◆ **EXERCISE INSTRUCTIONS**
Copy out the entries in full and with complete accuracy; pictures are excluded.

◆ **EXERCISE INPUT**
[start]

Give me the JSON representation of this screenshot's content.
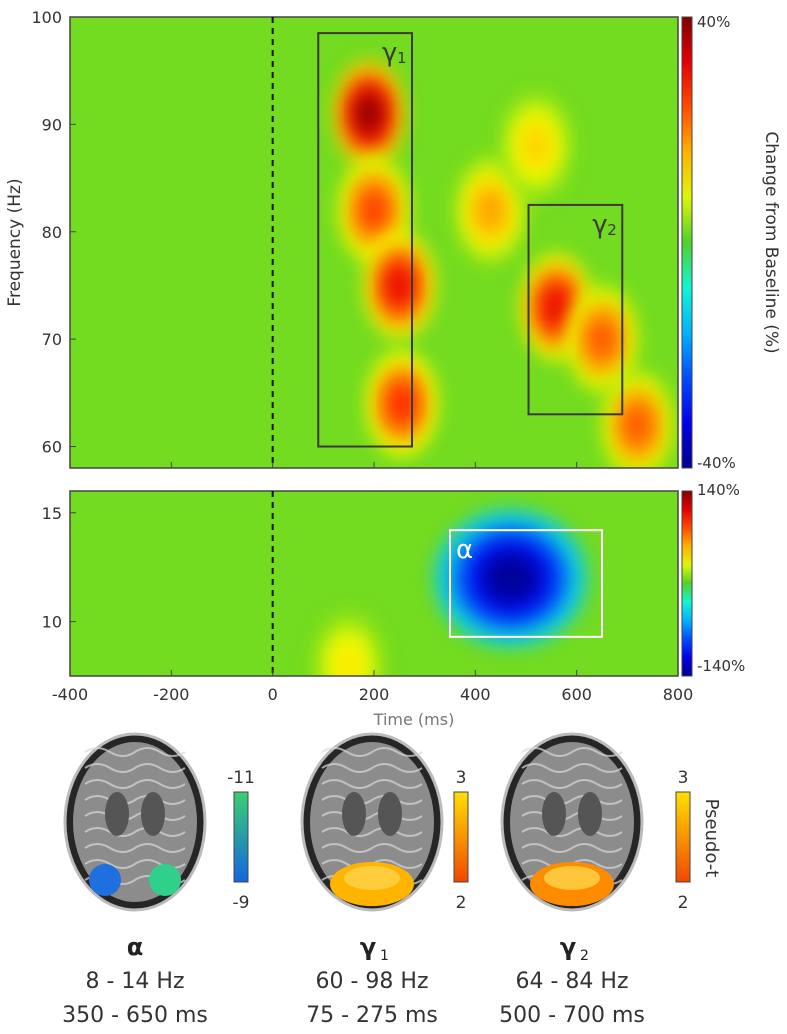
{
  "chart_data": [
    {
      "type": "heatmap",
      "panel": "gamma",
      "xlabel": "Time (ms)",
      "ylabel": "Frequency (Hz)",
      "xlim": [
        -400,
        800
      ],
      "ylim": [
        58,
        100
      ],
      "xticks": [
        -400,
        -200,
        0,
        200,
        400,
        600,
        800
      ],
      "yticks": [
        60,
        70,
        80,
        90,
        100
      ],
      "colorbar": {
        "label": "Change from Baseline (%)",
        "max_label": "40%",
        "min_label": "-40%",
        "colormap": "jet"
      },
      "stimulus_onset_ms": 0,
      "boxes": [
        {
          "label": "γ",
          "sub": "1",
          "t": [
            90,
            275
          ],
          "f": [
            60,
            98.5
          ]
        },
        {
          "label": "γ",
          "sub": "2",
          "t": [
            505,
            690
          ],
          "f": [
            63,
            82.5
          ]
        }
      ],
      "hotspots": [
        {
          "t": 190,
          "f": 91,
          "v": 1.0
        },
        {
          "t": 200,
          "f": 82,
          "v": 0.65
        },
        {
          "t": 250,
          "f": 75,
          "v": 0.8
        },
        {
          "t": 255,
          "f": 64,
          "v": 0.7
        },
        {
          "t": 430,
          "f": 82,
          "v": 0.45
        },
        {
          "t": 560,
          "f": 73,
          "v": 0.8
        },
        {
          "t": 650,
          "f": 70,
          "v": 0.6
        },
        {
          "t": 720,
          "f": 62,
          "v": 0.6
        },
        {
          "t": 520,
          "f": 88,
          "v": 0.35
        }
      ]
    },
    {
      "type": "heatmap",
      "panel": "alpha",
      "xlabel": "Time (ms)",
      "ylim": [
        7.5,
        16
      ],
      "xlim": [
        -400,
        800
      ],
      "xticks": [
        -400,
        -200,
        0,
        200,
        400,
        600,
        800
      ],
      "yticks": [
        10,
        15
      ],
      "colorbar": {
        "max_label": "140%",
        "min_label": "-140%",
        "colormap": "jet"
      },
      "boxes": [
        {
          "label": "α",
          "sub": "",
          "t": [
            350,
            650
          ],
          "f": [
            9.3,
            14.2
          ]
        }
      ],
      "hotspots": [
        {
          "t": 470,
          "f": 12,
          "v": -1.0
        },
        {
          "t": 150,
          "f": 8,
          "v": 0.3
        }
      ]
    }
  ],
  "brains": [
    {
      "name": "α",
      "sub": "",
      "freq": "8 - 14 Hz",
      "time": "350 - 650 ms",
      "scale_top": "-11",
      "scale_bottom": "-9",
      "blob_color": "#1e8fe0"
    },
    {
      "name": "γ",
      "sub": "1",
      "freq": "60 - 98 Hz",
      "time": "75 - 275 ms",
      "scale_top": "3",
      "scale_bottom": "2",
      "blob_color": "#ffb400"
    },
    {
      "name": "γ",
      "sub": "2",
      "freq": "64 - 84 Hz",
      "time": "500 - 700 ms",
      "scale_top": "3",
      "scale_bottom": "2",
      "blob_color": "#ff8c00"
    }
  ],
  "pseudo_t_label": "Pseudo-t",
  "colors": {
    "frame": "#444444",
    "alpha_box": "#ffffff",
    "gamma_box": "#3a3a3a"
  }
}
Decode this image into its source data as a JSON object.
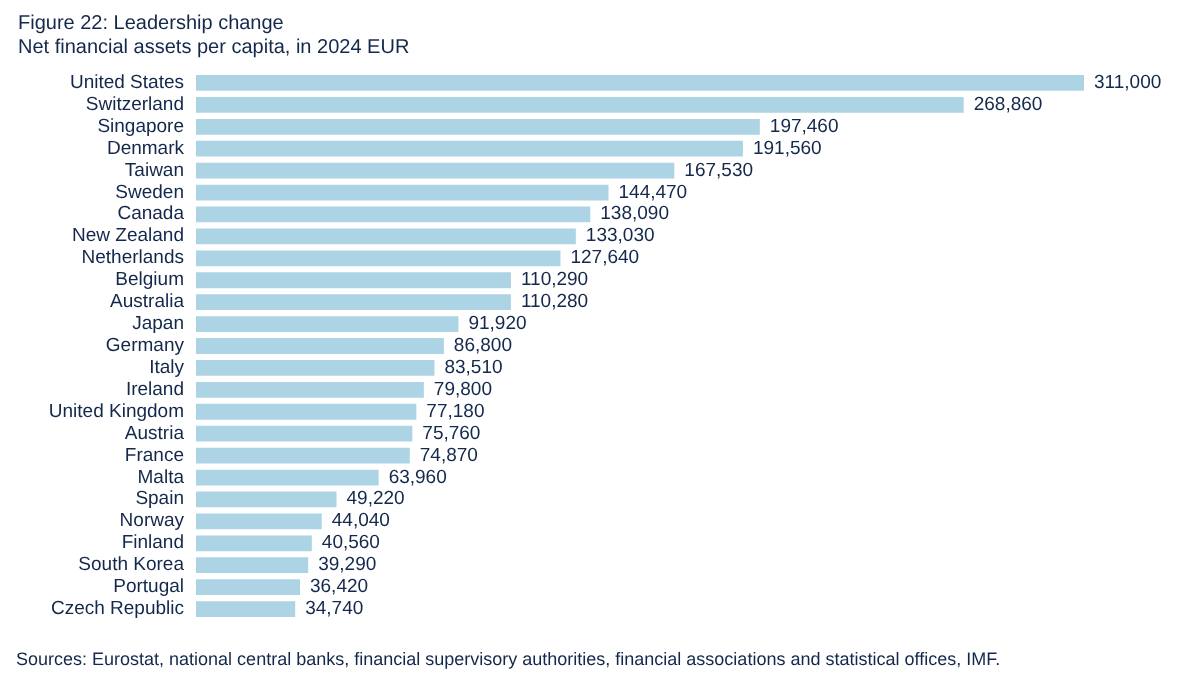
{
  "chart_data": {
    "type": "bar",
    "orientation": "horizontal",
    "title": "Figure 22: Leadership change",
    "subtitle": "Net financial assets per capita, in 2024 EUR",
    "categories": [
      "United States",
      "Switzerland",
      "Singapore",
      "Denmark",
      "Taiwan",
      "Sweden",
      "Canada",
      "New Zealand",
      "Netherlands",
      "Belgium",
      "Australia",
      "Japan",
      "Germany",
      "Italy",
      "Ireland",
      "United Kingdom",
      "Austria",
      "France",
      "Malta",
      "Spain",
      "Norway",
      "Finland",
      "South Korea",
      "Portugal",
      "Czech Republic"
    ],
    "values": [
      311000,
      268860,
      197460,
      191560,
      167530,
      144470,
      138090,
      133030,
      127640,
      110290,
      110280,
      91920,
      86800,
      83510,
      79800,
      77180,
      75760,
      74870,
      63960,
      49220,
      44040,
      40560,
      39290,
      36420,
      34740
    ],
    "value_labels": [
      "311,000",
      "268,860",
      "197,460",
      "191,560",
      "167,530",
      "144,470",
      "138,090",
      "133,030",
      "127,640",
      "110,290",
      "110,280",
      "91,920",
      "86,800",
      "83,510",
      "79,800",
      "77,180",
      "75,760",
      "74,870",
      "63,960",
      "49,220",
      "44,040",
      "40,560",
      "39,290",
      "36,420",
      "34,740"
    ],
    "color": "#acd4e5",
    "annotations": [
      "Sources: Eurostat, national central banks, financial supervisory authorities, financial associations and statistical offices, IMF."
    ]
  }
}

[end]

◆ **OUTPUT FOR THIS TASK**
Give me the JSON representation of this screenshot's content.
{
  "chart_data": [
    {
      "type": "heatmap",
      "panel": "gamma",
      "xlabel": "Time (ms)",
      "ylabel": "Frequency (Hz)",
      "xlim": [
        -400,
        800
      ],
      "ylim": [
        58,
        100
      ],
      "xticks": [
        -400,
        -200,
        0,
        200,
        400,
        600,
        800
      ],
      "yticks": [
        60,
        70,
        80,
        90,
        100
      ],
      "colorbar": {
        "label": "Change from Baseline (%)",
        "max_label": "40%",
        "min_label": "-40%",
        "colormap": "jet"
      },
      "stimulus_onset_ms": 0,
      "boxes": [
        {
          "label": "γ",
          "sub": "1",
          "t": [
            90,
            275
          ],
          "f": [
            60,
            98.5
          ]
        },
        {
          "label": "γ",
          "sub": "2",
          "t": [
            505,
            690
          ],
          "f": [
            63,
            82.5
          ]
        }
      ],
      "hotspots": [
        {
          "t": 190,
          "f": 91,
          "v": 1.0
        },
        {
          "t": 200,
          "f": 82,
          "v": 0.65
        },
        {
          "t": 250,
          "f": 75,
          "v": 0.8
        },
        {
          "t": 255,
          "f": 64,
          "v": 0.7
        },
        {
          "t": 430,
          "f": 82,
          "v": 0.45
        },
        {
          "t": 560,
          "f": 73,
          "v": 0.8
        },
        {
          "t": 650,
          "f": 70,
          "v": 0.6
        },
        {
          "t": 720,
          "f": 62,
          "v": 0.6
        },
        {
          "t": 520,
          "f": 88,
          "v": 0.35
        }
      ]
    },
    {
      "type": "heatmap",
      "panel": "alpha",
      "xlabel": "Time (ms)",
      "ylim": [
        7.5,
        16
      ],
      "xlim": [
        -400,
        800
      ],
      "xticks": [
        -400,
        -200,
        0,
        200,
        400,
        600,
        800
      ],
      "yticks": [
        10,
        15
      ],
      "colorbar": {
        "max_label": "140%",
        "min_label": "-140%",
        "colormap": "jet"
      },
      "boxes": [
        {
          "label": "α",
          "sub": "",
          "t": [
            350,
            650
          ],
          "f": [
            9.3,
            14.2
          ]
        }
      ],
      "hotspots": [
        {
          "t": 470,
          "f": 12,
          "v": -1.0
        },
        {
          "t": 150,
          "f": 8,
          "v": 0.3
        }
      ]
    }
  ],
  "brains": [
    {
      "name": "α",
      "sub": "",
      "freq": "8 - 14 Hz",
      "time": "350 - 650 ms",
      "scale_top": "-11",
      "scale_bottom": "-9",
      "blob_color": "#1e8fe0"
    },
    {
      "name": "γ",
      "sub": "1",
      "freq": "60 - 98 Hz",
      "time": "75 - 275 ms",
      "scale_top": "3",
      "scale_bottom": "2",
      "blob_color": "#ffb400"
    },
    {
      "name": "γ",
      "sub": "2",
      "freq": "64 - 84 Hz",
      "time": "500 - 700 ms",
      "scale_top": "3",
      "scale_bottom": "2",
      "blob_color": "#ff8c00"
    }
  ],
  "pseudo_t_label": "Pseudo-t",
  "colors": {
    "frame": "#444444",
    "alpha_box": "#ffffff",
    "gamma_box": "#3a3a3a"
  }
}
Decode this image into its source data as a JSON object.
{
  "chart_data": {
    "type": "bar",
    "orientation": "horizontal",
    "title": "Figure 22: Leadership change",
    "subtitle": "Net financial assets per capita, in 2024 EUR",
    "categories": [
      "United States",
      "Switzerland",
      "Singapore",
      "Denmark",
      "Taiwan",
      "Sweden",
      "Canada",
      "New Zealand",
      "Netherlands",
      "Belgium",
      "Australia",
      "Japan",
      "Germany",
      "Italy",
      "Ireland",
      "United Kingdom",
      "Austria",
      "France",
      "Malta",
      "Spain",
      "Norway",
      "Finland",
      "South Korea",
      "Portugal",
      "Czech Republic"
    ],
    "values": [
      311000,
      268860,
      197460,
      191560,
      167530,
      144470,
      138090,
      133030,
      127640,
      110290,
      110280,
      91920,
      86800,
      83510,
      79800,
      77180,
      75760,
      74870,
      63960,
      49220,
      44040,
      40560,
      39290,
      36420,
      34740
    ],
    "value_labels": [
      "311,000",
      "268,860",
      "197,460",
      "191,560",
      "167,530",
      "144,470",
      "138,090",
      "133,030",
      "127,640",
      "110,290",
      "110,280",
      "91,920",
      "86,800",
      "83,510",
      "79,800",
      "77,180",
      "75,760",
      "74,870",
      "63,960",
      "49,220",
      "44,040",
      "40,560",
      "39,290",
      "36,420",
      "34,740"
    ],
    "color": "#acd4e5",
    "annotations": [
      "Sources: Eurostat, national central banks, financial supervisory authorities, financial associations and statistical offices, IMF."
    ]
  }
}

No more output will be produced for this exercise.